Tennant v. Satterfield

216 S.E.2d 229 | W. Va. | 1975

216 S.E.2d 229 (1975)

June E. TENNANT et al.
v.
Howard E. SATTERFIELD, Jr., and Alice J. Osborne et al., etc.

No. 13490.

Supreme Court of Appeals of West Virginia.

June 24, 1975.

*230 Alfred R. Putnam, Fairmont, for appellants.

Herschel Rose, Fairmont, for appellees.

NEELY, Justice:

This is an appeal from the Circuit Court of Marion County, West Virginia to determine whether certain beneficiaries accepted benefits under a will and as a result were estopped from later contesting the validity of the will. The proponents, at the close of their evidence, objected to the production of evidence by the contestants and moved for a directed verdict on the grounds that the contestants had accepted cashier's checks under the will. The circuit court sustained the objection and directed the jury to return a verdict in favor of the proponents. As this Court holds that this case does not present a proper factual situation for the application of estoppel, we must reverse the order of the circuit court and remand the case for a new trial.

This controversy arose as a result of two wills executed by the parents of the parties to this action. The first will, dated November 3, 1961, was a joint will of the father, Howard Ernest Satterfield, Sr., and the mother, Lula Z. Satterfield, which devised and bequeathed all property, real and personal, to the survivor of the two, and after the death of the survivor, to the five children "in equal portions, share and share alike."[1] Howard Ernest Satterfield, Sr. died on May 6, 1969 and the joint will was probated as to him on May 21, 1969.

Two years after the death of her husband, Lula Z. Satterfield executed a second will dated October 11, 1971, which devised all of her real property to her only son, Howard E. Satterfield, Jr. on condition that he pay the sum of $1,250 to each of his four sisters. The condition was to be a lien on Howard's title to the realty. The remainder of the estate was to be divided equally among all five children.[2] Lula Z. Satterfield died on June 12, 1972 and this second will was probated ex parte on June 22, 1972.

In compliance with the provisions of the second will, on November 17, 1972 Howard *231 E. Satterfield, Jr. purchased four cashier's checks from the First National Bank in Fairmont, each made out in the amount of $1,250. Satterfield sent one of the checks by registered mail to each of his four sisters, June E. Tennant, Martha May Evans, Jacqueline V. Smith, and Alice J. Osborne. Three of the sisters received the checks from the postman by signing the registered mail receipts. Alice J. Osborne, on the earlier advice of her attorney, refused to sign the receipt and the check was returned; however, she did not contest the will and is a party defendant. The evidence showed that two of the receipts were signed on November 20, 1972 and the third receipt was signed on November 30, 1972. None of the checks, however, was ever cashed and the three sisters retained possession of the checks until the time of trial when they were introduced into evidence still uncashed.

The sisters who signed the receipts were displeased with the provisions of the second will. First, they estimated the value of the real estate devised in the will at approximately $20,000. Therefore, they believed that their brother took a disproportionately large share of the estate under the second will. Secondly, the sisters further believed that Howard had exerted undue influence on their mother to execute the second will during her last days when, they alleged, she was weak and infirm. Consequently, on December 9, 1972, June E. Tennant, Martha May Evans and Jacqueline V. Smith instituted this action to contest the validity of the second will.

> **EXERCISE SET**:
(1) In the court opinion, rewrite the passage from "The sisters who" to "validity of the second will.", using "dissatisfied" in place of "displeased".
(2) According to the court opinion, on what date did the three sisters start the action to contest the second will?
(3) Write the next part of the court opinion, picking up after its last sentence.

> **SUPPLIED MATERIAL**:
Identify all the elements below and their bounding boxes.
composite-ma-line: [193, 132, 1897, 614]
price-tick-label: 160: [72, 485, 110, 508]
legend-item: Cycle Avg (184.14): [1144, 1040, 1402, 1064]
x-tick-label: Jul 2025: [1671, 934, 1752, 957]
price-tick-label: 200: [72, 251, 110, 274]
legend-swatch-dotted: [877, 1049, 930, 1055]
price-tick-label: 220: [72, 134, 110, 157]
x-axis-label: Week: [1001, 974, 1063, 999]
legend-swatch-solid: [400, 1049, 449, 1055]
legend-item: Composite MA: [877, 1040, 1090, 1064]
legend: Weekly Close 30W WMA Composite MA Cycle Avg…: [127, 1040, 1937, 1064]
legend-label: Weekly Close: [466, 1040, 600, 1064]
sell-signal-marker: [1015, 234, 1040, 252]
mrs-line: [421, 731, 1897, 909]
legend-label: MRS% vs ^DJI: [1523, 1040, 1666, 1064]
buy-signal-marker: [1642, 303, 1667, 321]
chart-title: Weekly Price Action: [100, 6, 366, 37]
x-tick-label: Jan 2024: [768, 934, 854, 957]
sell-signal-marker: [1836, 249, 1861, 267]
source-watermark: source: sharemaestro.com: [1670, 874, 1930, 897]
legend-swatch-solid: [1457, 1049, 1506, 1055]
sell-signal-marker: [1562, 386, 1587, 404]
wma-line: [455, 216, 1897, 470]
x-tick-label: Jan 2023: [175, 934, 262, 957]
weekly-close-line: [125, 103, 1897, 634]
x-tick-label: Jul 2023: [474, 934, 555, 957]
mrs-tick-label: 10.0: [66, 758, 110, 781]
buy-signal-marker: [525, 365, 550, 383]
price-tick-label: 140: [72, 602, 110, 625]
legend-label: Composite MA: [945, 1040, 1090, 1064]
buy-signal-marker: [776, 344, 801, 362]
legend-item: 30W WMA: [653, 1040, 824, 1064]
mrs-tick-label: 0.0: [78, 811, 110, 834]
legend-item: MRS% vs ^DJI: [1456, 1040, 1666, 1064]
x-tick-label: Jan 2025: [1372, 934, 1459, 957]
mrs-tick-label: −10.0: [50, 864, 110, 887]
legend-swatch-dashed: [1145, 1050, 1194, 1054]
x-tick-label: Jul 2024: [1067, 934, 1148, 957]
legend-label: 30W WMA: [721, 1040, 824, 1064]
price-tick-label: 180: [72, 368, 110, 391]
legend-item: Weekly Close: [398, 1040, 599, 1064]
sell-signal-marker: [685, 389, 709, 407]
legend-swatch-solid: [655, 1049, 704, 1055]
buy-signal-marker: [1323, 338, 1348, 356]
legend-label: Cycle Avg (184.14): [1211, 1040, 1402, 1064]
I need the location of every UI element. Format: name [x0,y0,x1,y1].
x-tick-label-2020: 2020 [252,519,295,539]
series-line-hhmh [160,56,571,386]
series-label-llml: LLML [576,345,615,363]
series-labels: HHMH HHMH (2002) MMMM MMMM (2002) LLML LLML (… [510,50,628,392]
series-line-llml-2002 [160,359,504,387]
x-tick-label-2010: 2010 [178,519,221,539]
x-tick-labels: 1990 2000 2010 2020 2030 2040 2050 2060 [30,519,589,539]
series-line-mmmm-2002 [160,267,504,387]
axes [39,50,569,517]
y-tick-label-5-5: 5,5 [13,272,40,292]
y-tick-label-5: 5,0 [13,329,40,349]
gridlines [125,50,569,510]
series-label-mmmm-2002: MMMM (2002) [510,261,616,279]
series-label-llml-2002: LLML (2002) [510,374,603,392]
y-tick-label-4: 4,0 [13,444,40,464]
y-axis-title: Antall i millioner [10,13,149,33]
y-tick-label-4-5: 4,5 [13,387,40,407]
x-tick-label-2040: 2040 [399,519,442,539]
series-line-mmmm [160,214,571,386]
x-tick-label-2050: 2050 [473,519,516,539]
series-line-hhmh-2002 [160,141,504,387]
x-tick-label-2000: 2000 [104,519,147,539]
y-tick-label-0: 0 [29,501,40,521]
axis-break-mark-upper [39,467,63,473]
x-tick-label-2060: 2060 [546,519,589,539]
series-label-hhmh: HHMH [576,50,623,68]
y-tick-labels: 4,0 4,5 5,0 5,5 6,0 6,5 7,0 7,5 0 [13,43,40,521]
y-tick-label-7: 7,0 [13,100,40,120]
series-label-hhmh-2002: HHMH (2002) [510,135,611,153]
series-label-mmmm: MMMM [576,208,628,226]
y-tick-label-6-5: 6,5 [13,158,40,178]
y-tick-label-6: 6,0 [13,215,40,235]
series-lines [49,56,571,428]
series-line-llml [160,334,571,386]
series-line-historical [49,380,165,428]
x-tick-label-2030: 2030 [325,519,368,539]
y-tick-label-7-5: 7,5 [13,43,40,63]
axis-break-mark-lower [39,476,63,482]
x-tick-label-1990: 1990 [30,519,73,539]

> **ANSWERS FOR THE EXERCISE**:
(1)
The sisters who signed the receipts were dissatisfied with the provisions of the second will. First, they estimated the value of the real estate devised in the will at approximately $20,000. Therefore, they believed that their brother took a disproportionately large share of the estate under the second will. Secondly, the sisters further believed that Howard had exerted undue influence on their mother to execute the second will during her last days when, they alleged, she was weak and infirm. Consequently, on December 9, 1972, June E. Tennant, Martha May Evans and Jacqueline V. Smith instituted this action to contest the validity of the second will.

(2) December 9, 1972

(3)
At the trial of the case on November 29, 1973, after opening statements by counsel, the proponents introduced testimony that the testatrix, Lula Z. Satterfield, was of sound mind when she executed the second will and that she fully intended to distribute her estate as set forth in that document. The proponents then introduced into evidence the three signed receipts from the registered letters by which Howard Satterfield had sent the cashier's checks to his sisters. At the close of the proponents' evidence, the following events transpired as recounted in the Record at pp. 106-7:

"MR. ROSE: The defendant and proponent, Howard E. Satterfield, Jr., rests.
Thereupon, the following motion was made:
MR. ROSE: May it please the court. Now at the conclusion of the evidence adduced for the proponents, the proponent Howard E. Satterfield, Jr., objects to the introduction of any evidence by the contestants in contest to the will and moves the court to direct the jury to return a verdict that the will of October 11, 1971, is the true will of Lula Z. Satterfield, deceased, on the ground that the contestants have accepted benefits under the will and are therefore estopped from contesting the will.
THE COURT: Sustained. Exception.
Whereupon, the jury was directed to and did return the following verdict:
`We, the jury, at the direction of the Court, find for the proponent, Howard E. Satterfield, Jr., in the issue, that the paper writing admitted to probate in the County Clerk's office on the 22nd day of June, 1972, and bearing date the 11th day of October, 1971, as and for the last will and testament of Lula Z. Satterfield, deceased, and introduced into evidence as "Proponents' Exhibit No. 1-A," is the true last will and testament of Lula Z. Satterfield.'
"Whereupon the trial of this civil action was duly concluded."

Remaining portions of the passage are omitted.